# [WHAT YOU ARE ASKED TO DO]
Every line below is to be copied exactly, with the pictures left out.

# [DATASET ROWS]
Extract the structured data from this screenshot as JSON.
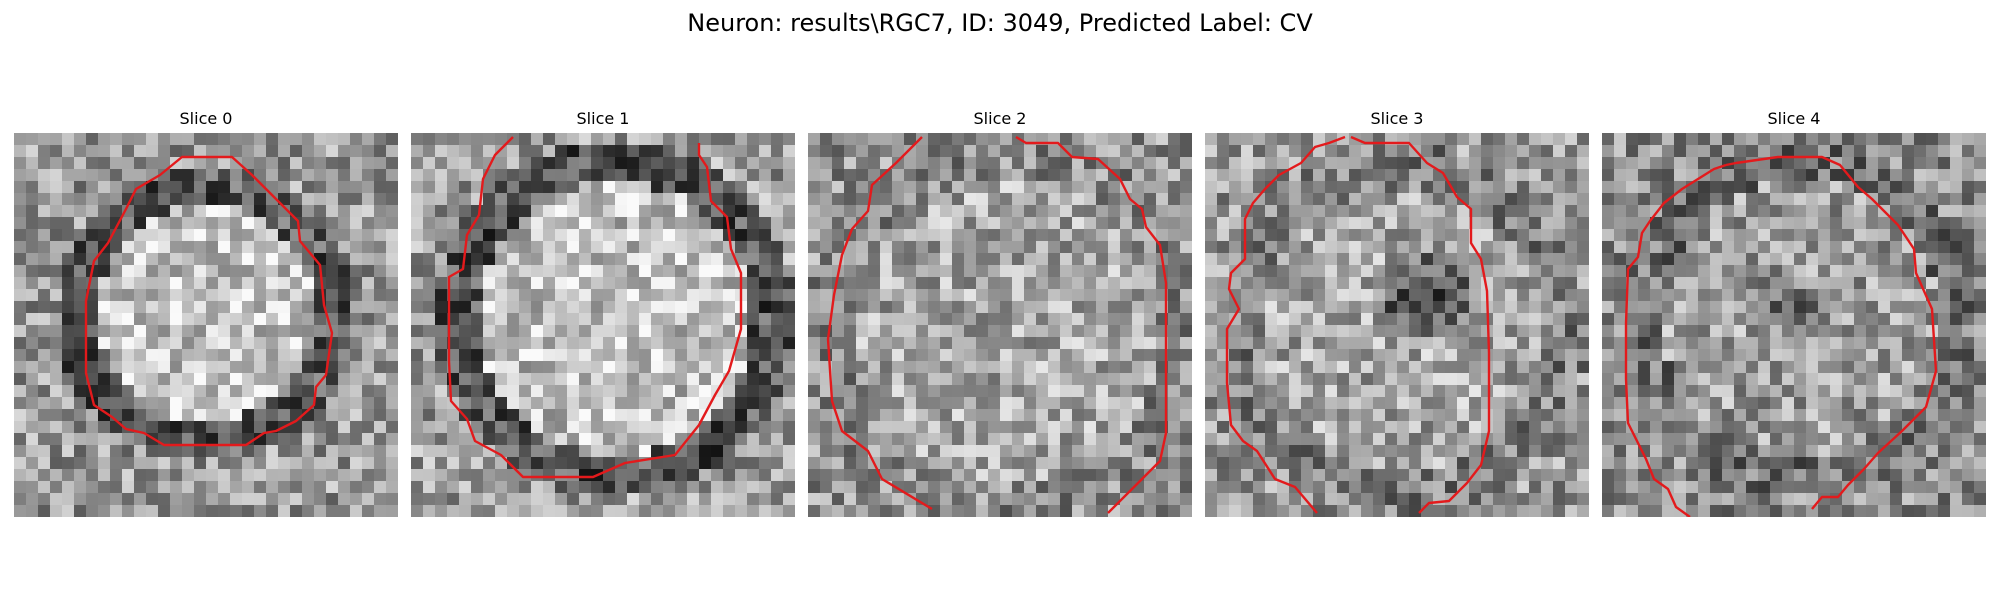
{
  "figure": {
    "title": "Neuron: results\\RGC7, ID: 3049, Predicted Label: CV"
  },
  "colors": {
    "contour": "#e31a1c",
    "background": "#ffffff"
  },
  "panels": [
    {
      "title": "Slice 0",
      "seed": 11
    },
    {
      "title": "Slice 1",
      "seed": 29
    },
    {
      "title": "Slice 2",
      "seed": 47
    },
    {
      "title": "Slice 3",
      "seed": 83
    },
    {
      "title": "Slice 4",
      "seed": 131
    }
  ]
}
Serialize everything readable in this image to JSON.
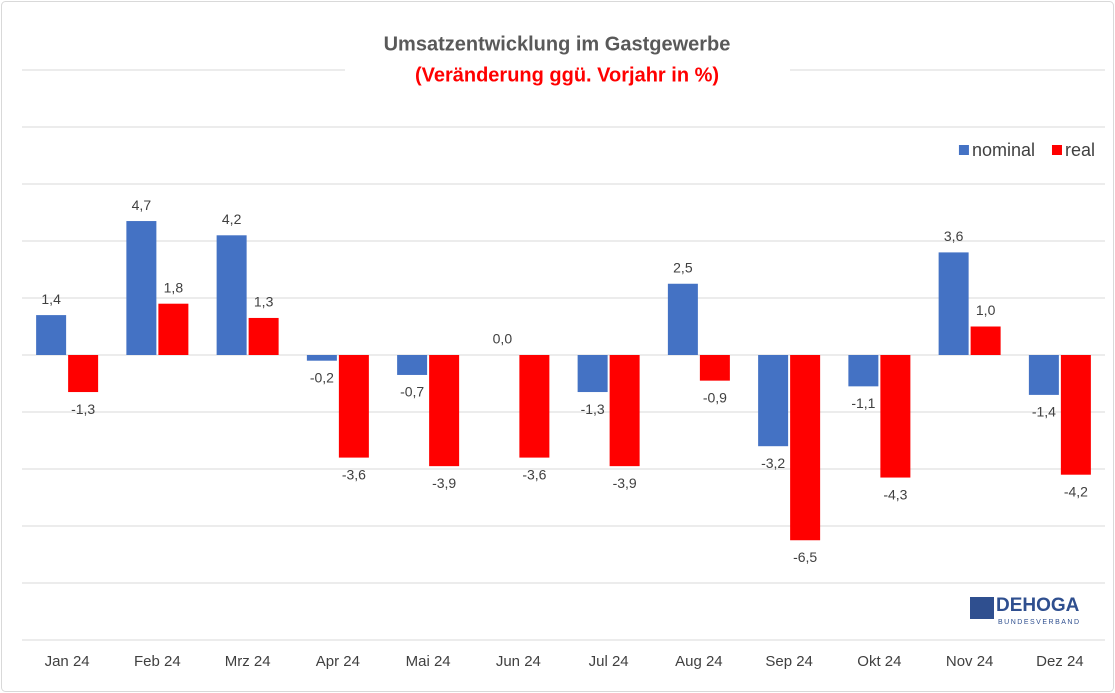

# [RESULT FOR THIS EXERCISE]
Extract the structured data from this screenshot as JSON.
{
  "figure": {
    "title": "Neuron: results\\RGC7, ID: 3049, Predicted Label: CV"
  },
  "colors": {
    "contour": "#e31a1c",
    "background": "#ffffff"
  },
  "panels": [
    {
      "title": "Slice 0",
      "seed": 11
    },
    {
      "title": "Slice 1",
      "seed": 29
    },
    {
      "title": "Slice 2",
      "seed": 47
    },
    {
      "title": "Slice 3",
      "seed": 83
    },
    {
      "title": "Slice 4",
      "seed": 131
    }
  ]
}
Serialize everything readable in this image to JSON.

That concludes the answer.